## [Objective]
Every line with the word "example" in it should be extracted from the data that follows.

-------------------------

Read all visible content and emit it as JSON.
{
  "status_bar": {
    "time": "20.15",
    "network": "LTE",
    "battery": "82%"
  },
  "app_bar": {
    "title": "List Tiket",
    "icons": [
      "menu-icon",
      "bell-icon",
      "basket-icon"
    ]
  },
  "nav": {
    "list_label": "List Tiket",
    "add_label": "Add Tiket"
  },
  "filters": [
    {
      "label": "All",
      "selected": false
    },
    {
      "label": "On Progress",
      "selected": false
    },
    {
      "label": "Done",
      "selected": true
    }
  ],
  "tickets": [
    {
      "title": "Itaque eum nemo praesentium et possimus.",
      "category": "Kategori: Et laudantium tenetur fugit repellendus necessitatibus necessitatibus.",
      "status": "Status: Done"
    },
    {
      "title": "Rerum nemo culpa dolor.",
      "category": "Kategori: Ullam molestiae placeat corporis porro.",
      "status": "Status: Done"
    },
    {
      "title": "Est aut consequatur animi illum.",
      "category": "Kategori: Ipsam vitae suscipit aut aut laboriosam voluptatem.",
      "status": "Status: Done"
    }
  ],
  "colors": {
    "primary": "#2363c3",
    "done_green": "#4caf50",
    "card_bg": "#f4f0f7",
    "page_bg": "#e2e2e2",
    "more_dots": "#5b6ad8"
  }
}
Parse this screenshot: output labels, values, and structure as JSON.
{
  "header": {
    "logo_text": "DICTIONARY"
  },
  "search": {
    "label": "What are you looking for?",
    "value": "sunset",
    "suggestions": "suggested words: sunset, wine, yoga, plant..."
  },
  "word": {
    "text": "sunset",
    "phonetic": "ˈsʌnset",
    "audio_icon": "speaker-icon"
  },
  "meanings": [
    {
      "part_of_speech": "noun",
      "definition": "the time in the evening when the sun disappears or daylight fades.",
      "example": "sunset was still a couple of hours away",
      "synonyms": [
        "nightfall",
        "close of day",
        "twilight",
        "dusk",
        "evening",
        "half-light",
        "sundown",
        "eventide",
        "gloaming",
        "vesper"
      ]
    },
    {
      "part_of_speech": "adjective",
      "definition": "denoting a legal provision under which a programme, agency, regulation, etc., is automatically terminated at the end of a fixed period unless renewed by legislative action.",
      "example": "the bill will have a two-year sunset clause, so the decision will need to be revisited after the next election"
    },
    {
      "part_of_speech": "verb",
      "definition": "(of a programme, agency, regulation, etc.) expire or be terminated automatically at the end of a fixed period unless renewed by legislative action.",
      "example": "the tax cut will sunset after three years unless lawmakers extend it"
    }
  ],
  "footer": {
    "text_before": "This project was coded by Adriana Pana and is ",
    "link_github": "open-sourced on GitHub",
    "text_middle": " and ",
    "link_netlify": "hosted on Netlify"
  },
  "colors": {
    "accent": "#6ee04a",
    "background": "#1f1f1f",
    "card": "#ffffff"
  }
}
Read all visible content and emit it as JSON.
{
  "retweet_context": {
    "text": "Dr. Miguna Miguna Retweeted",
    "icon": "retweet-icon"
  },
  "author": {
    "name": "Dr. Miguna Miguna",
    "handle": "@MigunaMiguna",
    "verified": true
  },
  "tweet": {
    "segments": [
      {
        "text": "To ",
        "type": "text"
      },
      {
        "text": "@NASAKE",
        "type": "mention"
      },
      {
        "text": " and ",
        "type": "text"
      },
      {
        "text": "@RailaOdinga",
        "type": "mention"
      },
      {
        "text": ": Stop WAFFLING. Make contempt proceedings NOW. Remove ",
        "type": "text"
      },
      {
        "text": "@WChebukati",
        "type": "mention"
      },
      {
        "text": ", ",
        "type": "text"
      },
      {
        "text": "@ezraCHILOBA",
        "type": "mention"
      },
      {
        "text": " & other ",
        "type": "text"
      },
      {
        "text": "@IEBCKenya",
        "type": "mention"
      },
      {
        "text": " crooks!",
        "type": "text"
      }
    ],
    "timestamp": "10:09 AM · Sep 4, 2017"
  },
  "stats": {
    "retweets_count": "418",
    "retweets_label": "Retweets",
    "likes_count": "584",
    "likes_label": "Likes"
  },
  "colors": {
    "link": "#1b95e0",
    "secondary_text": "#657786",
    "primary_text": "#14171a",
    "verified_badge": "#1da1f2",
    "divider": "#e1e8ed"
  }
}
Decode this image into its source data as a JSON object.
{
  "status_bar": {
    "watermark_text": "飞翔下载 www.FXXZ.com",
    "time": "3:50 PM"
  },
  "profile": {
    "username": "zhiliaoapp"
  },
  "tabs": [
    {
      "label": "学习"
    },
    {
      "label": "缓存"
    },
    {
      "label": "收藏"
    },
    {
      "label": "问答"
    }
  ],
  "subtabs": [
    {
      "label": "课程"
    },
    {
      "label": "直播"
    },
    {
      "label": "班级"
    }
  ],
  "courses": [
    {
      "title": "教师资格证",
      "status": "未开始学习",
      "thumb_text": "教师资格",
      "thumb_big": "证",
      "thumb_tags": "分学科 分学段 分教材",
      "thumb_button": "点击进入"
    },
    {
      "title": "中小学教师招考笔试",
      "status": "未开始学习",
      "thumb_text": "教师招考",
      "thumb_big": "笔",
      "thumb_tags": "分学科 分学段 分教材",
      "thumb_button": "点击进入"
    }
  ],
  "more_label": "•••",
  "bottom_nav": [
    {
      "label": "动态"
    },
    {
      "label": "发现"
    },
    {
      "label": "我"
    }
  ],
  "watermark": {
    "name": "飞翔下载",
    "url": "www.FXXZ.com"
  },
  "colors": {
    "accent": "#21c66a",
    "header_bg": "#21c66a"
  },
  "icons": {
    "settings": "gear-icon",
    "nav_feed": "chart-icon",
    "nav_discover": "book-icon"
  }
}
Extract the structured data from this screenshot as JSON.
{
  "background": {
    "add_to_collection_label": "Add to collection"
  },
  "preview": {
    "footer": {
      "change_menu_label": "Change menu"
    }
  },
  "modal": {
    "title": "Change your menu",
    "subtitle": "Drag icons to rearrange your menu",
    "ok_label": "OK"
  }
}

-------------------------

## [Output of the exercise]
      "example": "sunset was still a couple of hours away",
      "example": "the bill will have a two-year sunset clause, so the decision will need to be revisited after the next election"
      "example": "the tax cut will sunset after three years unless lawmakers extend it"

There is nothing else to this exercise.